Structured figure records:

::::

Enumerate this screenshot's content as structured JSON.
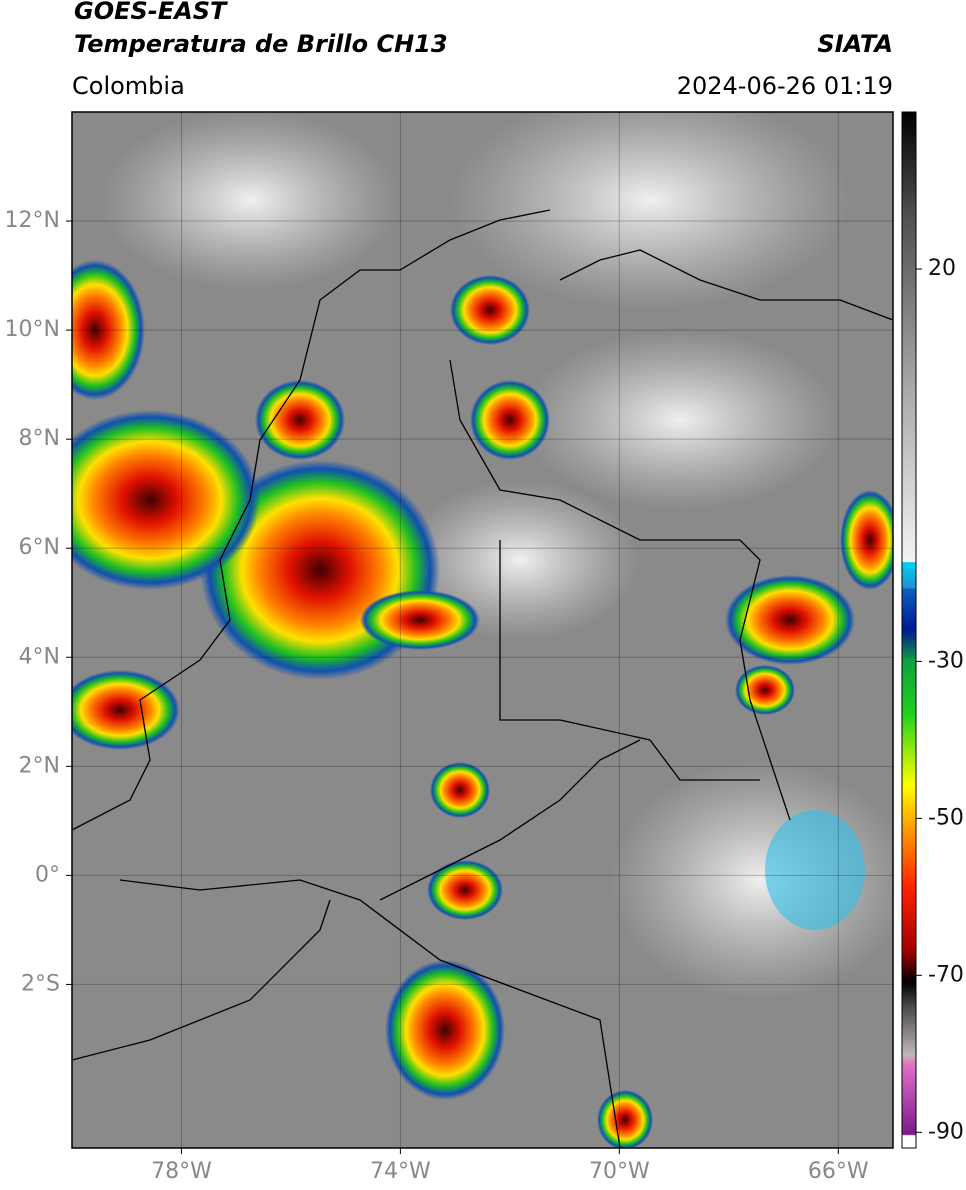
{
  "header": {
    "title": "GOES-EAST",
    "subtitle": "Temperatura de Brillo CH13",
    "source": "SIATA",
    "region": "Colombia",
    "datetime": "2024-06-26 01:19"
  },
  "map": {
    "xlim": [
      -80,
      -65
    ],
    "ylim": [
      -5,
      14
    ],
    "xticks": [
      {
        "value": -78,
        "label": "78°W"
      },
      {
        "value": -74,
        "label": "74°W"
      },
      {
        "value": -70,
        "label": "70°W"
      },
      {
        "value": -66,
        "label": "66°W"
      }
    ],
    "yticks": [
      {
        "value": 12,
        "label": "12°N"
      },
      {
        "value": 10,
        "label": "10°N"
      },
      {
        "value": 8,
        "label": "8°N"
      },
      {
        "value": 6,
        "label": "6°N"
      },
      {
        "value": 4,
        "label": "4°N"
      },
      {
        "value": 2,
        "label": "2°N"
      },
      {
        "value": 0,
        "label": "0°"
      },
      {
        "value": -2,
        "label": "2°S"
      }
    ]
  },
  "colorbar": {
    "lim": [
      -92,
      40
    ],
    "ticks": [
      20,
      -30,
      -50,
      -70,
      -90
    ]
  }
}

::::

#### Task instructions
Quote all the lines above exactly as given. Do not include the pictures.

#### Solution for this problem
Enumerate this screenshot's content as structured JSON.
{
  "header": {
    "title": "GOES-EAST",
    "subtitle": "Temperatura de Brillo CH13",
    "source": "SIATA",
    "region": "Colombia",
    "datetime": "2024-06-26 01:19"
  },
  "map": {
    "xlim": [
      -80,
      -65
    ],
    "ylim": [
      -5,
      14
    ],
    "xticks": [
      {
        "value": -78,
        "label": "78°W"
      },
      {
        "value": -74,
        "label": "74°W"
      },
      {
        "value": -70,
        "label": "70°W"
      },
      {
        "value": -66,
        "label": "66°W"
      }
    ],
    "yticks": [
      {
        "value": 12,
        "label": "12°N"
      },
      {
        "value": 10,
        "label": "10°N"
      },
      {
        "value": 8,
        "label": "8°N"
      },
      {
        "value": 6,
        "label": "6°N"
      },
      {
        "value": 4,
        "label": "4°N"
      },
      {
        "value": 2,
        "label": "2°N"
      },
      {
        "value": 0,
        "label": "0°"
      },
      {
        "value": -2,
        "label": "2°S"
      }
    ]
  },
  "colorbar": {
    "lim": [
      -92,
      40
    ],
    "ticks": [
      20,
      -30,
      -50,
      -70,
      -90
    ]
  }
}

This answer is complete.